-- begin --

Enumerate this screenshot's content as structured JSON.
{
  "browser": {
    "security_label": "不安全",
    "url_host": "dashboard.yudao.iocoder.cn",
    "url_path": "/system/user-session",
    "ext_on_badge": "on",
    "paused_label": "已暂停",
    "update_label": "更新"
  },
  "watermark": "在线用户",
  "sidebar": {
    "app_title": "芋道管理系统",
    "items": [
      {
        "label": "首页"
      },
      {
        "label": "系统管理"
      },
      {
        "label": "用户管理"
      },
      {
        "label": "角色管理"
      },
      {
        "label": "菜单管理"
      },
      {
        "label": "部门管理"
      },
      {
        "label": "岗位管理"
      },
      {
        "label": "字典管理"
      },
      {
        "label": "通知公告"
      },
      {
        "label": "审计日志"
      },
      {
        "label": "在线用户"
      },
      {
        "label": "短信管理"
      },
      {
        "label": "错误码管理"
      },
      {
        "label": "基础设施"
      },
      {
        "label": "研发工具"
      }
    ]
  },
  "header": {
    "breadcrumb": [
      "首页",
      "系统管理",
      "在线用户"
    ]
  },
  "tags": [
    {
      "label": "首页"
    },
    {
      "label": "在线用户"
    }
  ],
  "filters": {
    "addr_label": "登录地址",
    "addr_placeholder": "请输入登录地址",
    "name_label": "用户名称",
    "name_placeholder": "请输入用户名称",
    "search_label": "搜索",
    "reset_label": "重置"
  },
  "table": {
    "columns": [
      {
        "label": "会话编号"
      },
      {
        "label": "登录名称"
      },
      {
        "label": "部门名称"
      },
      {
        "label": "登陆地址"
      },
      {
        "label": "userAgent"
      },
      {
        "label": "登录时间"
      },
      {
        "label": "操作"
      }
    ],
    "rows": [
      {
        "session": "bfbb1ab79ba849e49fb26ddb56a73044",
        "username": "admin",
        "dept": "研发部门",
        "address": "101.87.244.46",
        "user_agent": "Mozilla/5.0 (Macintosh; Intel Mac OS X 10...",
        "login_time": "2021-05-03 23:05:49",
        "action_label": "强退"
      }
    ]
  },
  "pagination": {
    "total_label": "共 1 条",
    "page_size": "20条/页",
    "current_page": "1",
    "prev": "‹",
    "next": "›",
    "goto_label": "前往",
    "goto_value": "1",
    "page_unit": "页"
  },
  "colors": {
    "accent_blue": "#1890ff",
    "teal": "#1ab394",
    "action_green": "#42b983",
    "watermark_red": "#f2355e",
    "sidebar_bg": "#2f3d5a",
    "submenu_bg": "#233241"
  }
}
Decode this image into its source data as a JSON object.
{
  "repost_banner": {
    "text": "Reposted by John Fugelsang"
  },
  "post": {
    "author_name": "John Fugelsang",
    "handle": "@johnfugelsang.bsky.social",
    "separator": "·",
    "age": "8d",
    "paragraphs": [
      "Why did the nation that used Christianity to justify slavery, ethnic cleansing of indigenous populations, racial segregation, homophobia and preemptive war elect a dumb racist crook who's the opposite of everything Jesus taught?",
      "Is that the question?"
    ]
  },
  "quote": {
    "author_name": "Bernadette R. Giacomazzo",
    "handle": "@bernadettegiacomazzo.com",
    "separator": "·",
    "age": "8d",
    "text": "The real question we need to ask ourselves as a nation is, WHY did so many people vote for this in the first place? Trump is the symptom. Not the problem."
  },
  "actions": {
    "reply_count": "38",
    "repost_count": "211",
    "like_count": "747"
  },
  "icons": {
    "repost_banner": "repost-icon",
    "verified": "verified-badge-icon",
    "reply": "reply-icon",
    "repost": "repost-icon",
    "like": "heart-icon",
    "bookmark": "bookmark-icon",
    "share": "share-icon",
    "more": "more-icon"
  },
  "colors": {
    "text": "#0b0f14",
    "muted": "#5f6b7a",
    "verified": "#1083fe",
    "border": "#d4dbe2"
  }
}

-- end --

» **Directive**: Every entry should be printed again exactly as it stands.

» **Response to the task**:
Enumerate this screenshot's content as structured JSON.
{
  "browser": {
    "security_label": "不安全",
    "url_host": "dashboard.yudao.iocoder.cn",
    "url_path": "/system/user-session",
    "ext_on_badge": "on",
    "paused_label": "已暂停",
    "update_label": "更新"
  },
  "watermark": "在线用户",
  "sidebar": {
    "app_title": "芋道管理系统",
    "items": [
      {
        "label": "首页"
      },
      {
        "label": "系统管理"
      },
      {
        "label": "用户管理"
      },
      {
        "label": "角色管理"
      },
      {
        "label": "菜单管理"
      },
      {
        "label": "部门管理"
      },
      {
        "label": "岗位管理"
      },
      {
        "label": "字典管理"
      },
      {
        "label": "通知公告"
      },
      {
        "label": "审计日志"
      },
      {
        "label": "在线用户"
      },
      {
        "label": "短信管理"
      },
      {
        "label": "错误码管理"
      },
      {
        "label": "基础设施"
      },
      {
        "label": "研发工具"
      }
    ]
  },
  "header": {
    "breadcrumb": [
      "首页",
      "系统管理",
      "在线用户"
    ]
  },
  "tags": [
    {
      "label": "首页"
    },
    {
      "label": "在线用户"
    }
  ],
  "filters": {
    "addr_label": "登录地址",
    "addr_placeholder": "请输入登录地址",
    "name_label": "用户名称",
    "name_placeholder": "请输入用户名称",
    "search_label": "搜索",
    "reset_label": "重置"
  },
  "table": {
    "columns": [
      {
        "label": "会话编号"
      },
      {
        "label": "登录名称"
      },
      {
        "label": "部门名称"
      },
      {
        "label": "登陆地址"
      },
      {
        "label": "userAgent"
      },
      {
        "label": "登录时间"
      },
      {
        "label": "操作"
      }
    ],
    "rows": [
      {
        "session": "bfbb1ab79ba849e49fb26ddb56a73044",
        "username": "admin",
        "dept": "研发部门",
        "address": "101.87.244.46",
        "user_agent": "Mozilla/5.0 (Macintosh; Intel Mac OS X 10...",
        "login_time": "2021-05-03 23:05:49",
        "action_label": "强退"
      }
    ]
  },
  "pagination": {
    "total_label": "共 1 条",
    "page_size": "20条/页",
    "current_page": "1",
    "prev": "‹",
    "next": "›",
    "goto_label": "前往",
    "goto_value": "1",
    "page_unit": "页"
  },
  "colors": {
    "accent_blue": "#1890ff",
    "teal": "#1ab394",
    "action_green": "#42b983",
    "watermark_red": "#f2355e",
    "sidebar_bg": "#2f3d5a",
    "submenu_bg": "#233241"
  }
}
Decode this image into its source data as a JSON object.
{
  "repost_banner": {
    "text": "Reposted by John Fugelsang"
  },
  "post": {
    "author_name": "John Fugelsang",
    "handle": "@johnfugelsang.bsky.social",
    "separator": "·",
    "age": "8d",
    "paragraphs": [
      "Why did the nation that used Christianity to justify slavery, ethnic cleansing of indigenous populations, racial segregation, homophobia and preemptive war elect a dumb racist crook who's the opposite of everything Jesus taught?",
      "Is that the question?"
    ]
  },
  "quote": {
    "author_name": "Bernadette R. Giacomazzo",
    "handle": "@bernadettegiacomazzo.com",
    "separator": "·",
    "age": "8d",
    "text": "The real question we need to ask ourselves as a nation is, WHY did so many people vote for this in the first place? Trump is the symptom. Not the problem."
  },
  "actions": {
    "reply_count": "38",
    "repost_count": "211",
    "like_count": "747"
  },
  "icons": {
    "repost_banner": "repost-icon",
    "verified": "verified-badge-icon",
    "reply": "reply-icon",
    "repost": "repost-icon",
    "like": "heart-icon",
    "bookmark": "bookmark-icon",
    "share": "share-icon",
    "more": "more-icon"
  },
  "colors": {
    "text": "#0b0f14",
    "muted": "#5f6b7a",
    "verified": "#1083fe",
    "border": "#d4dbe2"
  }
}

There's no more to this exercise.